=== WORK INSTRUCTIONS ===
Filter these entries so that only lines with the word "agenta" remain.
___ EXERCISE MATERIALS ___
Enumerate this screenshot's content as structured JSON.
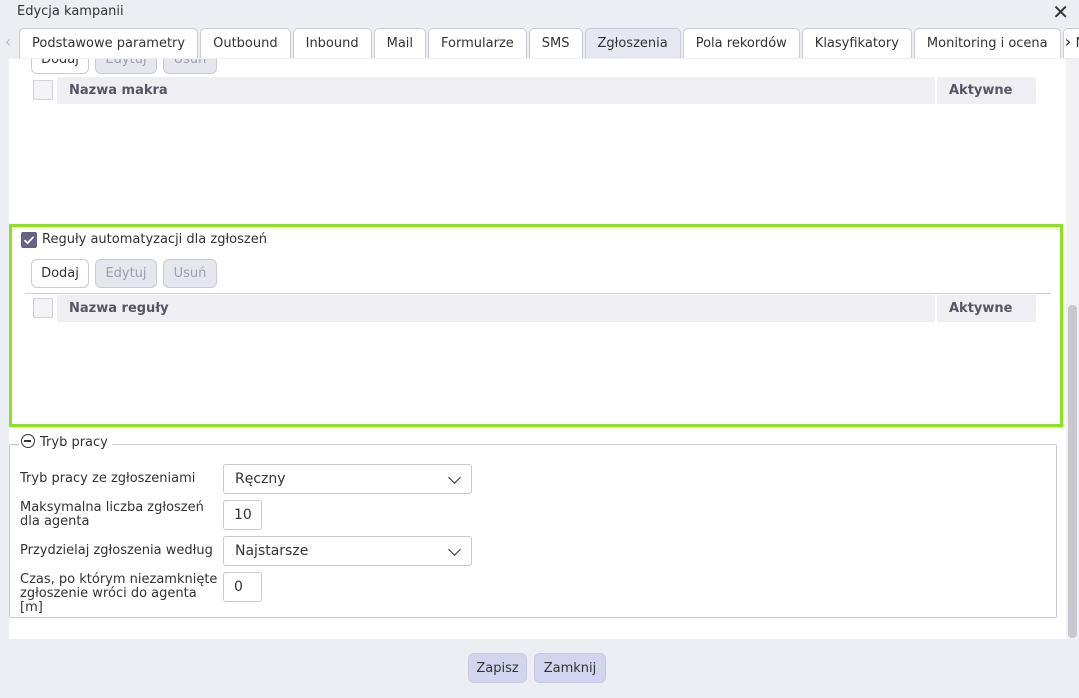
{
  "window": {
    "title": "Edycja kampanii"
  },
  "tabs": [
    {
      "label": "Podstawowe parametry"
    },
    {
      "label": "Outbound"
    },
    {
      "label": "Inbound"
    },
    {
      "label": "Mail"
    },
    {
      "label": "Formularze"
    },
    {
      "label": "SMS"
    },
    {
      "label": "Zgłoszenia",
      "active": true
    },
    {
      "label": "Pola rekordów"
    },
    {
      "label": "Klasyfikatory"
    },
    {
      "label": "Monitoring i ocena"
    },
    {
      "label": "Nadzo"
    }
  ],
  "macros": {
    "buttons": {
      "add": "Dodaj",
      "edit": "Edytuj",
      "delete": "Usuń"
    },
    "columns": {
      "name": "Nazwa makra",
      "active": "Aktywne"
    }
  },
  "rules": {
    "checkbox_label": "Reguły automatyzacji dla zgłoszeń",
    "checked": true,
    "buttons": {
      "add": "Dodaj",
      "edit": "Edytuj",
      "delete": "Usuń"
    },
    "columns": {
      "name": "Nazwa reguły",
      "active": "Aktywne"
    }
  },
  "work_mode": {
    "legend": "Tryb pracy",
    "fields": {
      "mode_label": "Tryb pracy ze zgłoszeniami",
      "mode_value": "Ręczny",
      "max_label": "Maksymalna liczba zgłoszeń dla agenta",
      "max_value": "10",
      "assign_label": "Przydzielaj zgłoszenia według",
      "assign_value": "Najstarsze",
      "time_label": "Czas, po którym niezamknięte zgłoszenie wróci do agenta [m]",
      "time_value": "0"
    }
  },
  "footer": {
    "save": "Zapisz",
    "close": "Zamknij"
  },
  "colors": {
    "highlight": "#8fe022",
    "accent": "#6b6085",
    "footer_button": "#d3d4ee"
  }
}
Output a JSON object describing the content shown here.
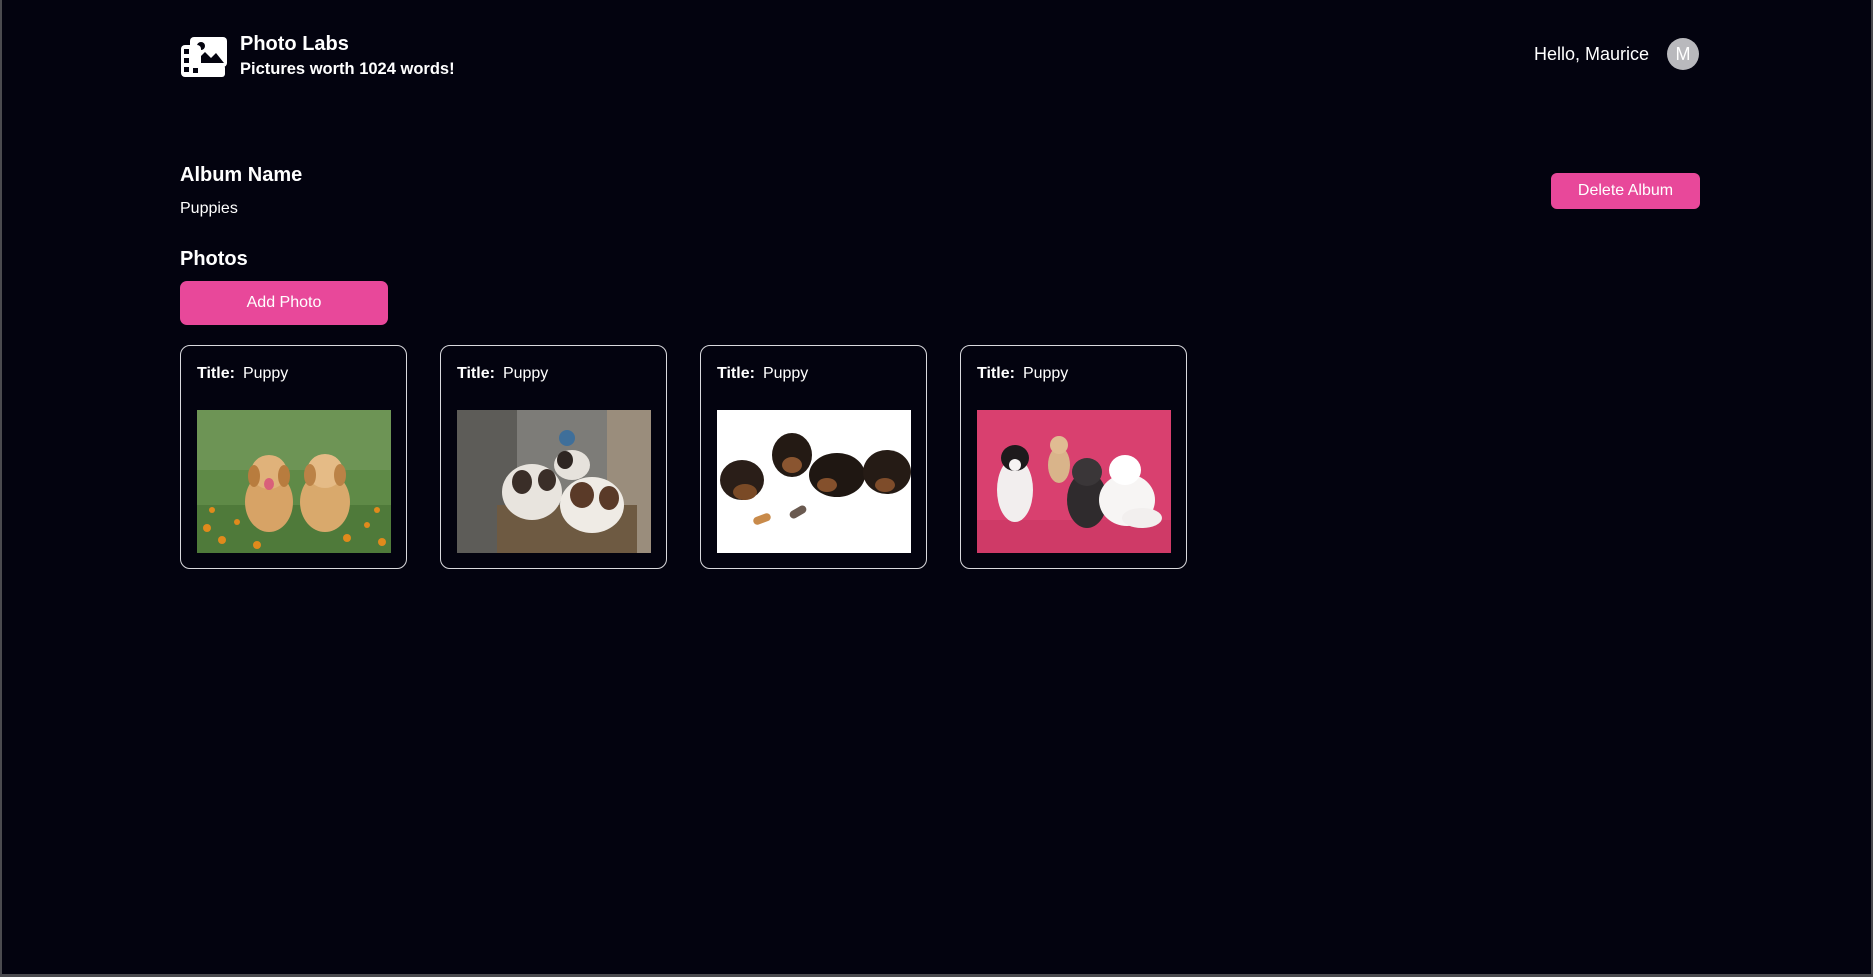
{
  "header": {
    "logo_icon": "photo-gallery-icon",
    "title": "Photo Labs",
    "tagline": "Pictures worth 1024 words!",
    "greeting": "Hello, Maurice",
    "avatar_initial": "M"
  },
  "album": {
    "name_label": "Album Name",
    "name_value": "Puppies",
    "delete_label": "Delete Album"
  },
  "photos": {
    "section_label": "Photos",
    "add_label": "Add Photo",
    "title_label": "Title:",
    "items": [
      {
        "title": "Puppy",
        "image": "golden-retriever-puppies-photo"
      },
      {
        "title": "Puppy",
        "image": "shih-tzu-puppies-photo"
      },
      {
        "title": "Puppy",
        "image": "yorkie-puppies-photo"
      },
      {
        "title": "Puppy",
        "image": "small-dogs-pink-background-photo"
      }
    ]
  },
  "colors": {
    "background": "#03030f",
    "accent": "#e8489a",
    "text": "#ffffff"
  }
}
___
=== EXERCISE ANSWER ===
      "max_label": "Maksymalna liczba zgłoszeń dla agenta",
      "time_label": "Czas, po którym niezamknięte zgłoszenie wróci do agenta [m]",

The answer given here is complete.